» WRITTEN TASKS
**1.** In the blog post on bad romance novels, how is "Dishing Junk" defined?
**2.** From the blog post on bad romance novels, return the passage starting at "When book bloggers" and ending at "like a child.".
**3.** Condense the paragraph of the blog post on bad romance novels that opens with "When book bloggers and readers discuss Romance novels" into a shorter version that keeps its main points.

» PASSAGE GIVEN
###
Dishing Junk – The act of dispensing ideas of little value in a casual or silly manner.

When book bloggers and readers discuss Romance novels – there is always something – some term that is brought up, some nuance, that just makes or breaks that Romance novel. From insta-love to love triangles and everything in between, you either love the trope, hate it, or think it’s over-used…but most of the time you have pretty strong opinions on it. It’s what makes us avid Romance lovers, some things make us SQUEE, some flinch…unfortunately the stuff that makes us flinch stands out.

Bad Romance NOvel


Ten Ways a Romance becomes…a Bad Romance

I tried to read two Feehan books, in both the hero called his "mate" Little One. That will be all for Feehan.

I tried to read two Feehan books, in both the hero called his “mate” Little One. That will be all for Feehan.

1. Heroine is treated like a child.
###
» DATASET ROWS

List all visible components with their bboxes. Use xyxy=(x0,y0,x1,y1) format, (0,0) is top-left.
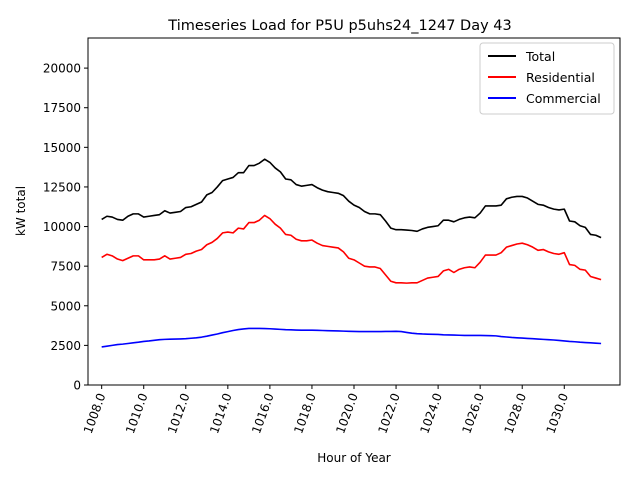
legend-label-commercial: Commercial xyxy=(526,91,601,106)
series-layer xyxy=(101,158,602,348)
y-tick-label: 2500 xyxy=(50,339,81,353)
chart-title: Timeseries Load for P5U p5uhs24_1247 Day… xyxy=(167,18,511,34)
y-tick-label: 7500 xyxy=(50,260,81,274)
y-axis-label: kW total xyxy=(14,186,28,236)
y-tick-label: 15000 xyxy=(43,141,81,155)
legend-box xyxy=(479,42,615,115)
legend-label-residential: Residential xyxy=(526,70,595,85)
series-line-residential xyxy=(101,214,602,284)
y-tick-label: 0 xyxy=(73,379,81,393)
x-axis-label: Hour of Year xyxy=(317,451,391,465)
legend: Total Residential Commercial xyxy=(479,42,615,115)
y-tick-label: 10000 xyxy=(43,220,81,234)
y-axis: 0 2500 5000 7500 10000 12500 15000 17500 20000 xyxy=(43,62,88,393)
series-line-commercial xyxy=(101,327,602,348)
y-tick-label: 17500 xyxy=(43,101,81,115)
y-tick-label: 12500 xyxy=(43,180,81,194)
y-tick-label: 20000 xyxy=(43,62,81,76)
legend-label-total: Total xyxy=(525,49,555,64)
y-tick-label: 5000 xyxy=(50,299,81,313)
series-line-total xyxy=(101,158,602,239)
###
» THE REPLIES
**1.** It is the act of dispensing ideas of little value in a casual or silly manner.

**2.**
When book bloggers and readers discuss Romance novels – there is always something – some term that is brought up, some nuance, that just makes or breaks that Romance novel. From insta-love to love triangles and everything in between, you either love the trope, hate it, or think it’s over-used…but most of the time you have pretty strong opinions on it. It’s what makes us avid Romance lovers, some things make us SQUEE, some flinch…unfortunately the stuff that makes us flinch stands out.

Bad Romance NOvel


Ten Ways a Romance becomes…a Bad Romance

I tried to read two Feehan books, in both the hero called his "mate" Little One. That will be all for Feehan.

I tried to read two Feehan books, in both the hero called his “mate” Little One. That will be all for Feehan.

1. Heroine is treated like a child.

**3.** When book bloggers and readers discuss Romance novels, some term or nuance always comes up that makes or breaks the book. Readers tend to hold strong opinions on tropes such as insta-love and love triangles, loving them, hating them, or finding them over-used. Some things delight avid Romance lovers and others make them flinch, and unfortunately the flinch-worthy ones stand out.